Dataset extract>

<<<<

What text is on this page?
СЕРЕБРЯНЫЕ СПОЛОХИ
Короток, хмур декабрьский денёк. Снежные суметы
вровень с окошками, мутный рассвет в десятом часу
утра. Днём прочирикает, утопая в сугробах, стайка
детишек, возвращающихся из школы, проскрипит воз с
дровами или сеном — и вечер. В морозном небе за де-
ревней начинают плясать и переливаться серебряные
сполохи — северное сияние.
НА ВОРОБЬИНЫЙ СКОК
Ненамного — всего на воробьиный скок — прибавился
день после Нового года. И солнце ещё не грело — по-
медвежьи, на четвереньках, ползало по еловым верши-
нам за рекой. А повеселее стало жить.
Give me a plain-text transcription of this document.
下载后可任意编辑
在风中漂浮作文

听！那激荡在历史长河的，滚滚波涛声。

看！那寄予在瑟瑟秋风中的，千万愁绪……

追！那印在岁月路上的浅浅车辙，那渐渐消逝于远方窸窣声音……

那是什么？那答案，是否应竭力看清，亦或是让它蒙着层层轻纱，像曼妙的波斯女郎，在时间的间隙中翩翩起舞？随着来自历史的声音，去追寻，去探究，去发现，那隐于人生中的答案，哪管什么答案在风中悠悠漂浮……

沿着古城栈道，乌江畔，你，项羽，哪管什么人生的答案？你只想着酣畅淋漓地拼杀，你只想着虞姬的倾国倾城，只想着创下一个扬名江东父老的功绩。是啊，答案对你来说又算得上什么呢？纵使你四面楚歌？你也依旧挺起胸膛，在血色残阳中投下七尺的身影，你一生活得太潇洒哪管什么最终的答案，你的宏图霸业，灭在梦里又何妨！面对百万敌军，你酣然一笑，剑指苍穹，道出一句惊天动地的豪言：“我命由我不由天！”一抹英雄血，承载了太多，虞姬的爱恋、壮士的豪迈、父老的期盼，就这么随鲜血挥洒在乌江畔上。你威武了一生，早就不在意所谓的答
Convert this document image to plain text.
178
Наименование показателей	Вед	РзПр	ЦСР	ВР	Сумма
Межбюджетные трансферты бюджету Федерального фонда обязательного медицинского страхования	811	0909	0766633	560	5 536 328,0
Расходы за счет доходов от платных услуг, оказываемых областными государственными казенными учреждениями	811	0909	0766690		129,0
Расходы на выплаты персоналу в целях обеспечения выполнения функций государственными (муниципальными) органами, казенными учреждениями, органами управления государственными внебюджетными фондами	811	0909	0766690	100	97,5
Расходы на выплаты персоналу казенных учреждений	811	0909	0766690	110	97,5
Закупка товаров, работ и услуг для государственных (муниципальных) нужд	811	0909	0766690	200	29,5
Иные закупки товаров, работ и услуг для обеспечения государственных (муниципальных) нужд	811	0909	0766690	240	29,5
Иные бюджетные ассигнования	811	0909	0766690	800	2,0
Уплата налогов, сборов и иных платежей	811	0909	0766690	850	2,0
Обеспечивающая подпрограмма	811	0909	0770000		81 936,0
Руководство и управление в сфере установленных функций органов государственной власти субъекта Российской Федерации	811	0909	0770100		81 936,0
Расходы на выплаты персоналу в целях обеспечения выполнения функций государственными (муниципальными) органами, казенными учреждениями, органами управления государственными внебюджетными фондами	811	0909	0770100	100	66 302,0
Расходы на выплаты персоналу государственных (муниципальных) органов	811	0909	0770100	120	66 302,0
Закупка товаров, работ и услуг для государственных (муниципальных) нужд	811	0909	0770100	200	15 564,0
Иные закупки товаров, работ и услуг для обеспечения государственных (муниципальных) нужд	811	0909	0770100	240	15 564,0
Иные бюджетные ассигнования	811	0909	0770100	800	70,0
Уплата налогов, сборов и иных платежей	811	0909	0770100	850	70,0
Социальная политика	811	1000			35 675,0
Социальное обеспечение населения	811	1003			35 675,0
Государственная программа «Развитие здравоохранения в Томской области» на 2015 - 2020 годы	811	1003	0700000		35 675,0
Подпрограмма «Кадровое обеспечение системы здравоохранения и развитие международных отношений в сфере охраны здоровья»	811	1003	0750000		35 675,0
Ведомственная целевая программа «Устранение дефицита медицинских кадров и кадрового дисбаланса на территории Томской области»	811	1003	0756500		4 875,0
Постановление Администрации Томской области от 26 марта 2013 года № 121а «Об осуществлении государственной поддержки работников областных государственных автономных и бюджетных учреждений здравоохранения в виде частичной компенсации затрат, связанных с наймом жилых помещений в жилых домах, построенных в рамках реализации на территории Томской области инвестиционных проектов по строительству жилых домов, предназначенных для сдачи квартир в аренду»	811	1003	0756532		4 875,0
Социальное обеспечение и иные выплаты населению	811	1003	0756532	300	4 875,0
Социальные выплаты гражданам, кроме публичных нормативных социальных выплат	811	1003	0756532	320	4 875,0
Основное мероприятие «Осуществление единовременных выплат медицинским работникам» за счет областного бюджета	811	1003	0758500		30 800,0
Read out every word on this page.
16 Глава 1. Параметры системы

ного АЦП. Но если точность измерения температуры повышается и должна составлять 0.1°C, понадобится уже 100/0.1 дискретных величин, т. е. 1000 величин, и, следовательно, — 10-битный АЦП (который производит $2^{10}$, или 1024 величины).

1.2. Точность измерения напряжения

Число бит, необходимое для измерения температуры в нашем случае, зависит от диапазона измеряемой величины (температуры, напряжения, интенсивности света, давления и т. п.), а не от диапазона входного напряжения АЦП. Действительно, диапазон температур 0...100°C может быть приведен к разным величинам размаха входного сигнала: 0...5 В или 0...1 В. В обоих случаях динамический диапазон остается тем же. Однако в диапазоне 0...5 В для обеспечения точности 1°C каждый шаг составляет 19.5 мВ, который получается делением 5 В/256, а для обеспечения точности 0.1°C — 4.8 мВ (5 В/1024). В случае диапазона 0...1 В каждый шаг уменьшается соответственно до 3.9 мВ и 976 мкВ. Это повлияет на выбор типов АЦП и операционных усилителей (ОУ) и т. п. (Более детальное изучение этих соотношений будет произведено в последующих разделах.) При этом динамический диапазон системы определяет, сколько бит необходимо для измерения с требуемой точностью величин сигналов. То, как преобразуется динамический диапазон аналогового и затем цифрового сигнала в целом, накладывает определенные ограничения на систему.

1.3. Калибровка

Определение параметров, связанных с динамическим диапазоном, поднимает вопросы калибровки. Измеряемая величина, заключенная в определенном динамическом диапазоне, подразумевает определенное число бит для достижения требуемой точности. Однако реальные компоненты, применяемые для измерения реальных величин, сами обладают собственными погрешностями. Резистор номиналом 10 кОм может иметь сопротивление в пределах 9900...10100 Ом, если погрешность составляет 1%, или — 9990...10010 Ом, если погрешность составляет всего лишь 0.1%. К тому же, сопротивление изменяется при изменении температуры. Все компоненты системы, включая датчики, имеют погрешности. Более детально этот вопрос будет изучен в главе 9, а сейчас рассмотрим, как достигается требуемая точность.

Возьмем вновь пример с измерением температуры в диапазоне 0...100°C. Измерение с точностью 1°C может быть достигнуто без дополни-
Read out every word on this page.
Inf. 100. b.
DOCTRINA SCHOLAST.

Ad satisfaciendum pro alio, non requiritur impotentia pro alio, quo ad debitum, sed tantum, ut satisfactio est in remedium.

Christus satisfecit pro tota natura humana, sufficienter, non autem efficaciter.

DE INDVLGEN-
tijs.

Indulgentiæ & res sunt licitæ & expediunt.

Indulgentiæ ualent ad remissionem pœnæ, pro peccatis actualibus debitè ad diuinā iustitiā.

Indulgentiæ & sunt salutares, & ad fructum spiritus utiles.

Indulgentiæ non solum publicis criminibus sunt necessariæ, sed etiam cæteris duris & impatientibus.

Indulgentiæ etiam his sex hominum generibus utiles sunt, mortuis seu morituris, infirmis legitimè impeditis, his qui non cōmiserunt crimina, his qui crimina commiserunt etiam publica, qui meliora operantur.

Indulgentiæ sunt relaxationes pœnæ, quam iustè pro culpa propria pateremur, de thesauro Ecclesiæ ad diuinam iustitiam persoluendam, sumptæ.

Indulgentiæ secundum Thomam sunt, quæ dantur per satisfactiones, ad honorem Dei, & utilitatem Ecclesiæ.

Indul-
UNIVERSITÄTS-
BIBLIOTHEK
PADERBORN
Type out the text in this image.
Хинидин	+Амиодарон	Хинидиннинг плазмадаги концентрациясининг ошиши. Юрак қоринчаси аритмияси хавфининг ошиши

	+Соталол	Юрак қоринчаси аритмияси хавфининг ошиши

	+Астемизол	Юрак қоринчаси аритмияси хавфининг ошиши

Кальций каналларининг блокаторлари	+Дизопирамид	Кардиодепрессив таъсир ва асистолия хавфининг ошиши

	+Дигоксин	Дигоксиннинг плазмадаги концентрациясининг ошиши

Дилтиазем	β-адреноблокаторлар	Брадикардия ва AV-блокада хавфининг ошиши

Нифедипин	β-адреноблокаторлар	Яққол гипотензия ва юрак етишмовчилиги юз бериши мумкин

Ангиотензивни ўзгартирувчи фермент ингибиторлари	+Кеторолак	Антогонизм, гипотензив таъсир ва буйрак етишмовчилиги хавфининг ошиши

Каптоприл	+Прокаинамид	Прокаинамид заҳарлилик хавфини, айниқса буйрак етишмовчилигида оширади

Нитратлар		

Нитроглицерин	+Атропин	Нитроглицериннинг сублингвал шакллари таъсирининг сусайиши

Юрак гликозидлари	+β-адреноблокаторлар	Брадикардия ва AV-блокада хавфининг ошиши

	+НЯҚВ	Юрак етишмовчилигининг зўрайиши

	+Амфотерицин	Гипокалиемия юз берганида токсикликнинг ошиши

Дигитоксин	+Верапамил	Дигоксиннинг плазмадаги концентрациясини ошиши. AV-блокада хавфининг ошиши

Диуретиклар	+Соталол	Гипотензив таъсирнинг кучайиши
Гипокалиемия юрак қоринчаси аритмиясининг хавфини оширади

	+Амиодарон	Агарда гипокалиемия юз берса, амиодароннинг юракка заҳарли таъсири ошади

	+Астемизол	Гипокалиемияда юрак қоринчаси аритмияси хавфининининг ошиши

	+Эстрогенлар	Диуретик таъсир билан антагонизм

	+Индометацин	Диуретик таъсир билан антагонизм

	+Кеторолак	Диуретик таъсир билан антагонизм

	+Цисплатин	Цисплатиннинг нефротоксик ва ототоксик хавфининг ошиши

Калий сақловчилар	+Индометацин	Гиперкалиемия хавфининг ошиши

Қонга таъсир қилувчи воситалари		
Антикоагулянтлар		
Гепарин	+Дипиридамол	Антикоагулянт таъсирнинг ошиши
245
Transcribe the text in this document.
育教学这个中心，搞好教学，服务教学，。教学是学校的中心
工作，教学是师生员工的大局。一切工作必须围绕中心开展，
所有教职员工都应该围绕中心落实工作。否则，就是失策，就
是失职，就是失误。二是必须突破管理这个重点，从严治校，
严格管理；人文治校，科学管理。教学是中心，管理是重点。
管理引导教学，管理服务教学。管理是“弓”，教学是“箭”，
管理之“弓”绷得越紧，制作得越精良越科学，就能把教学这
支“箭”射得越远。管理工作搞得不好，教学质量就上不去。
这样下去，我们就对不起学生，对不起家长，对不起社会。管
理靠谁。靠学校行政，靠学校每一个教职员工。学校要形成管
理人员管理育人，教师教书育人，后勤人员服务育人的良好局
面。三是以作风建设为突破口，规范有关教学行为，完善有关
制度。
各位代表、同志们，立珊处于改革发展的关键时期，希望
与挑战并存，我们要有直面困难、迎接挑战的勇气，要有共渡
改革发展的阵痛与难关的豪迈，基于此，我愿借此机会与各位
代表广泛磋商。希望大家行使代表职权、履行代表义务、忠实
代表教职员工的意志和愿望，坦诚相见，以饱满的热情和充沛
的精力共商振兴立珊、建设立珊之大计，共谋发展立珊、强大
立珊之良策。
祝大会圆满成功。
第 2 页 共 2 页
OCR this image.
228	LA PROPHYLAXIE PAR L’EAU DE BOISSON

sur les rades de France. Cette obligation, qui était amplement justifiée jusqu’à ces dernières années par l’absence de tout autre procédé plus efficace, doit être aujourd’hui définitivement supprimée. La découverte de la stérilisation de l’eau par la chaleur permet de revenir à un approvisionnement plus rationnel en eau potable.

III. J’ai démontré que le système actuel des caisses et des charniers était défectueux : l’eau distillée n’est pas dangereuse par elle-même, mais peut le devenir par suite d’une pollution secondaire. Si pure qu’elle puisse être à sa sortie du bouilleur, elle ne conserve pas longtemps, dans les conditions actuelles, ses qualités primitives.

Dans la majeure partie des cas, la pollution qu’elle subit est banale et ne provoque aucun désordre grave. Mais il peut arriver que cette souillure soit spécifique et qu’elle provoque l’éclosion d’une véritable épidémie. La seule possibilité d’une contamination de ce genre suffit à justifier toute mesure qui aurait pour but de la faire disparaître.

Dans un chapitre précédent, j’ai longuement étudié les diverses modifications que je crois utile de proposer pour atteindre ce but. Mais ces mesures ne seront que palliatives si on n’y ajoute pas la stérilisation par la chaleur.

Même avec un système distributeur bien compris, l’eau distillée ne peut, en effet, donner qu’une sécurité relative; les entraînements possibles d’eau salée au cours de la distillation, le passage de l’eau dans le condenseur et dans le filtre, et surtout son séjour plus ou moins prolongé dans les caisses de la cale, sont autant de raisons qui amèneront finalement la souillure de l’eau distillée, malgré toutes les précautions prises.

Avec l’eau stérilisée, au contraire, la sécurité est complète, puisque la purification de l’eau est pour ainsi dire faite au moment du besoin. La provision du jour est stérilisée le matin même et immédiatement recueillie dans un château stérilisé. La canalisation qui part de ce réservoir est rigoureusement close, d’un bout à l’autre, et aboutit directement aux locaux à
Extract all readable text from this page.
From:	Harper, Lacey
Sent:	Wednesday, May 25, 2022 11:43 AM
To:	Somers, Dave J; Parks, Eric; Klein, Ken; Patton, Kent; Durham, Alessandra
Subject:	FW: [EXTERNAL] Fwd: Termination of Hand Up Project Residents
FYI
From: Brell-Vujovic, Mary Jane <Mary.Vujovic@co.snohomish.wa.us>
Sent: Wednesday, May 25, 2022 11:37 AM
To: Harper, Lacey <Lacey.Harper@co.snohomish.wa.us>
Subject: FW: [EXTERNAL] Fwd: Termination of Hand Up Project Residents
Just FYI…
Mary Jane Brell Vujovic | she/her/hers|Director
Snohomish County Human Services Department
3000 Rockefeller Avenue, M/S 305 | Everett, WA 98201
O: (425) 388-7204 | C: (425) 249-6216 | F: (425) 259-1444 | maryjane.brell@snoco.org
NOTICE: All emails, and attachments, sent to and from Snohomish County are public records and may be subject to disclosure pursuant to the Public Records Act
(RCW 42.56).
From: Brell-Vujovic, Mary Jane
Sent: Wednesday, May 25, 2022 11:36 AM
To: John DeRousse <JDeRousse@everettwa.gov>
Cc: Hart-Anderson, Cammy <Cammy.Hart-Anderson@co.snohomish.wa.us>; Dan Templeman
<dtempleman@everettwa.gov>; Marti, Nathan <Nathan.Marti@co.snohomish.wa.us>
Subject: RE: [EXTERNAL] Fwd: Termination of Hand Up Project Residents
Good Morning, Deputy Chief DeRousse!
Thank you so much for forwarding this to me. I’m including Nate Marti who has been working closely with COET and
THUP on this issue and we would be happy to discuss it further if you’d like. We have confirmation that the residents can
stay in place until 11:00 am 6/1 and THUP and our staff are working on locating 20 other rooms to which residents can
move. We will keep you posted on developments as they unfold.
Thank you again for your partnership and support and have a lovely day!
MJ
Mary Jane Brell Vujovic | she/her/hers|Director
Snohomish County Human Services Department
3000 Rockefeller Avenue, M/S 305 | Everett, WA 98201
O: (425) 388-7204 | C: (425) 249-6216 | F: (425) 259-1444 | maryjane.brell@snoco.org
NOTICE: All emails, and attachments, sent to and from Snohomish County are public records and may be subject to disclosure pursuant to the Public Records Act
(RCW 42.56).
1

>>>>

Exercise>
Extract from the data every line where "Lacey" shows up.

Full output>
From:	Harper, Lacey
To: Harper, Lacey <Lacey.Harper@co.snohomish.wa.us>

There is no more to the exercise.